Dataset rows
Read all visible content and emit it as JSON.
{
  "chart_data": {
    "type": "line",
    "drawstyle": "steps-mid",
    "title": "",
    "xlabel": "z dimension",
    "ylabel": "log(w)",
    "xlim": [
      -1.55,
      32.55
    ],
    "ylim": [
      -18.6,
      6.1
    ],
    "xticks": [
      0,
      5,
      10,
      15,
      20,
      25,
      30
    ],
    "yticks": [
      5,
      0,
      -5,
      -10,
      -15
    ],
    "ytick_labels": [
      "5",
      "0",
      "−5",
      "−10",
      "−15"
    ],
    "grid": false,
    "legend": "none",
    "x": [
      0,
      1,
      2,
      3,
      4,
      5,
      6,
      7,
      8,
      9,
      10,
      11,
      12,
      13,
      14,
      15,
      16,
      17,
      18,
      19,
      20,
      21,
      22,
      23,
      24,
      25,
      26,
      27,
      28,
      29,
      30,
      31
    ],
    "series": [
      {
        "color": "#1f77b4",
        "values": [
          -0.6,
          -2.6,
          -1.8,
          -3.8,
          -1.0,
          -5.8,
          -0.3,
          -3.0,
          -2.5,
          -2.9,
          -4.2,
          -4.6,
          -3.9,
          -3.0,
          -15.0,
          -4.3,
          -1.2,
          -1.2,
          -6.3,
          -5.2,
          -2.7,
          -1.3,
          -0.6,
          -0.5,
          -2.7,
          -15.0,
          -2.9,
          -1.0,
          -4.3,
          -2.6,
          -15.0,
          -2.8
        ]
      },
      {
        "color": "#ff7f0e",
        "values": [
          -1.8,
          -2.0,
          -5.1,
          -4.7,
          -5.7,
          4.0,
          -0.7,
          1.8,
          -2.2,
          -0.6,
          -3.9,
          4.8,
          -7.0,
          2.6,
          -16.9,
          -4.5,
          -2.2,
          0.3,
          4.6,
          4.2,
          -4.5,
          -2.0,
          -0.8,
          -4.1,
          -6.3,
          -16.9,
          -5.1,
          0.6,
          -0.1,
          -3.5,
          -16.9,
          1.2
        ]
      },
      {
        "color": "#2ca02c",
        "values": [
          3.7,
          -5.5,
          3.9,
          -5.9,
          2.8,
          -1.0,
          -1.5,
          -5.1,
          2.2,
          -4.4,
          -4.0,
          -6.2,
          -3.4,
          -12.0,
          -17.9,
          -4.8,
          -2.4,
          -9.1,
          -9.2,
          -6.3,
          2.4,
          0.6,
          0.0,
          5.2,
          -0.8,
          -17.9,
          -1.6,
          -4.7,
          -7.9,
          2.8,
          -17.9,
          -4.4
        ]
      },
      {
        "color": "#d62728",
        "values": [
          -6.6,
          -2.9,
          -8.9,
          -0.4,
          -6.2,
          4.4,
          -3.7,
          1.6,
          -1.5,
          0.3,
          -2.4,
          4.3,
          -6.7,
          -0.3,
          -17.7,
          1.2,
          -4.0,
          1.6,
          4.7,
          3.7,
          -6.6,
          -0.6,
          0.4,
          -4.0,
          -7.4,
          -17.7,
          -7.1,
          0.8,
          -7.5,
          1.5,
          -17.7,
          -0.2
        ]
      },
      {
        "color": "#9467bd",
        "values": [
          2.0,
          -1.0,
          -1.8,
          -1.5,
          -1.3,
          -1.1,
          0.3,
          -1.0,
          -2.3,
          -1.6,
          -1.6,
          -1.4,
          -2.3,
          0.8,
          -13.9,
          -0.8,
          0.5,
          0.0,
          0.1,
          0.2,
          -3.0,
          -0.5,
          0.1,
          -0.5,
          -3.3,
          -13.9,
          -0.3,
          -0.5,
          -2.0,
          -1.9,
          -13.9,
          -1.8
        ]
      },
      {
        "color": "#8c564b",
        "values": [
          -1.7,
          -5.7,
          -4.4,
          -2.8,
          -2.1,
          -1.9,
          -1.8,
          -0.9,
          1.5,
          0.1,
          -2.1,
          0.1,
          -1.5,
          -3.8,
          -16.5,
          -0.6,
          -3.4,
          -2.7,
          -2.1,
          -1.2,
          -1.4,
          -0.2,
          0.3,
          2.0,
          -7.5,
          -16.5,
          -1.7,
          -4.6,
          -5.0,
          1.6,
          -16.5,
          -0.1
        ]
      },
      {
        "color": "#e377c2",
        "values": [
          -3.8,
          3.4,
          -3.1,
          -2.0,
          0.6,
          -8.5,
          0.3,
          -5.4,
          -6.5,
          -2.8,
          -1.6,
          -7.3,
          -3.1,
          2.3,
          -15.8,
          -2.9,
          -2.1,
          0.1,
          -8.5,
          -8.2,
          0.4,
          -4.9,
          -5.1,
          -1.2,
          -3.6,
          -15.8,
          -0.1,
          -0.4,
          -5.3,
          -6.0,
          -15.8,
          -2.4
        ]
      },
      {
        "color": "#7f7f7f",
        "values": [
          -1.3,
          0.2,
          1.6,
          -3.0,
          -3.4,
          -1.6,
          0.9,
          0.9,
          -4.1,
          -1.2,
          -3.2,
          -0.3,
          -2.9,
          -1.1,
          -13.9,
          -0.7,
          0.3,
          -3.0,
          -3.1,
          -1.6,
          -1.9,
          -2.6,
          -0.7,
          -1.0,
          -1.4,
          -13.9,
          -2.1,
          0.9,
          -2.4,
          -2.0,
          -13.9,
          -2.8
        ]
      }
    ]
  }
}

> _Direction_
Can you give every line above again, exactly as written?

> _Output of the task_
Read all visible content and emit it as JSON.
{
  "chart_data": {
    "type": "line",
    "drawstyle": "steps-mid",
    "title": "",
    "xlabel": "z dimension",
    "ylabel": "log(w)",
    "xlim": [
      -1.55,
      32.55
    ],
    "ylim": [
      -18.6,
      6.1
    ],
    "xticks": [
      0,
      5,
      10,
      15,
      20,
      25,
      30
    ],
    "yticks": [
      5,
      0,
      -5,
      -10,
      -15
    ],
    "ytick_labels": [
      "5",
      "0",
      "−5",
      "−10",
      "−15"
    ],
    "grid": false,
    "legend": "none",
    "x": [
      0,
      1,
      2,
      3,
      4,
      5,
      6,
      7,
      8,
      9,
      10,
      11,
      12,
      13,
      14,
      15,
      16,
      17,
      18,
      19,
      20,
      21,
      22,
      23,
      24,
      25,
      26,
      27,
      28,
      29,
      30,
      31
    ],
    "series": [
      {
        "color": "#1f77b4",
        "values": [
          -0.6,
          -2.6,
          -1.8,
          -3.8,
          -1.0,
          -5.8,
          -0.3,
          -3.0,
          -2.5,
          -2.9,
          -4.2,
          -4.6,
          -3.9,
          -3.0,
          -15.0,
          -4.3,
          -1.2,
          -1.2,
          -6.3,
          -5.2,
          -2.7,
          -1.3,
          -0.6,
          -0.5,
          -2.7,
          -15.0,
          -2.9,
          -1.0,
          -4.3,
          -2.6,
          -15.0,
          -2.8
        ]
      },
      {
        "color": "#ff7f0e",
        "values": [
          -1.8,
          -2.0,
          -5.1,
          -4.7,
          -5.7,
          4.0,
          -0.7,
          1.8,
          -2.2,
          -0.6,
          -3.9,
          4.8,
          -7.0,
          2.6,
          -16.9,
          -4.5,
          -2.2,
          0.3,
          4.6,
          4.2,
          -4.5,
          -2.0,
          -0.8,
          -4.1,
          -6.3,
          -16.9,
          -5.1,
          0.6,
          -0.1,
          -3.5,
          -16.9,
          1.2
        ]
      },
      {
        "color": "#2ca02c",
        "values": [
          3.7,
          -5.5,
          3.9,
          -5.9,
          2.8,
          -1.0,
          -1.5,
          -5.1,
          2.2,
          -4.4,
          -4.0,
          -6.2,
          -3.4,
          -12.0,
          -17.9,
          -4.8,
          -2.4,
          -9.1,
          -9.2,
          -6.3,
          2.4,
          0.6,
          0.0,
          5.2,
          -0.8,
          -17.9,
          -1.6,
          -4.7,
          -7.9,
          2.8,
          -17.9,
          -4.4
        ]
      },
      {
        "color": "#d62728",
        "values": [
          -6.6,
          -2.9,
          -8.9,
          -0.4,
          -6.2,
          4.4,
          -3.7,
          1.6,
          -1.5,
          0.3,
          -2.4,
          4.3,
          -6.7,
          -0.3,
          -17.7,
          1.2,
          -4.0,
          1.6,
          4.7,
          3.7,
          -6.6,
          -0.6,
          0.4,
          -4.0,
          -7.4,
          -17.7,
          -7.1,
          0.8,
          -7.5,
          1.5,
          -17.7,
          -0.2
        ]
      },
      {
        "color": "#9467bd",
        "values": [
          2.0,
          -1.0,
          -1.8,
          -1.5,
          -1.3,
          -1.1,
          0.3,
          -1.0,
          -2.3,
          -1.6,
          -1.6,
          -1.4,
          -2.3,
          0.8,
          -13.9,
          -0.8,
          0.5,
          0.0,
          0.1,
          0.2,
          -3.0,
          -0.5,
          0.1,
          -0.5,
          -3.3,
          -13.9,
          -0.3,
          -0.5,
          -2.0,
          -1.9,
          -13.9,
          -1.8
        ]
      },
      {
        "color": "#8c564b",
        "values": [
          -1.7,
          -5.7,
          -4.4,
          -2.8,
          -2.1,
          -1.9,
          -1.8,
          -0.9,
          1.5,
          0.1,
          -2.1,
          0.1,
          -1.5,
          -3.8,
          -16.5,
          -0.6,
          -3.4,
          -2.7,
          -2.1,
          -1.2,
          -1.4,
          -0.2,
          0.3,
          2.0,
          -7.5,
          -16.5,
          -1.7,
          -4.6,
          -5.0,
          1.6,
          -16.5,
          -0.1
        ]
      },
      {
        "color": "#e377c2",
        "values": [
          -3.8,
          3.4,
          -3.1,
          -2.0,
          0.6,
          -8.5,
          0.3,
          -5.4,
          -6.5,
          -2.8,
          -1.6,
          -7.3,
          -3.1,
          2.3,
          -15.8,
          -2.9,
          -2.1,
          0.1,
          -8.5,
          -8.2,
          0.4,
          -4.9,
          -5.1,
          -1.2,
          -3.6,
          -15.8,
          -0.1,
          -0.4,
          -5.3,
          -6.0,
          -15.8,
          -2.4
        ]
      },
      {
        "color": "#7f7f7f",
        "values": [
          -1.3,
          0.2,
          1.6,
          -3.0,
          -3.4,
          -1.6,
          0.9,
          0.9,
          -4.1,
          -1.2,
          -3.2,
          -0.3,
          -2.9,
          -1.1,
          -13.9,
          -0.7,
          0.3,
          -3.0,
          -3.1,
          -1.6,
          -1.9,
          -2.6,
          -0.7,
          -1.0,
          -1.4,
          -13.9,
          -2.1,
          0.9,
          -2.4,
          -2.0,
          -13.9,
          -2.8
        ]
      }
    ]
  }
}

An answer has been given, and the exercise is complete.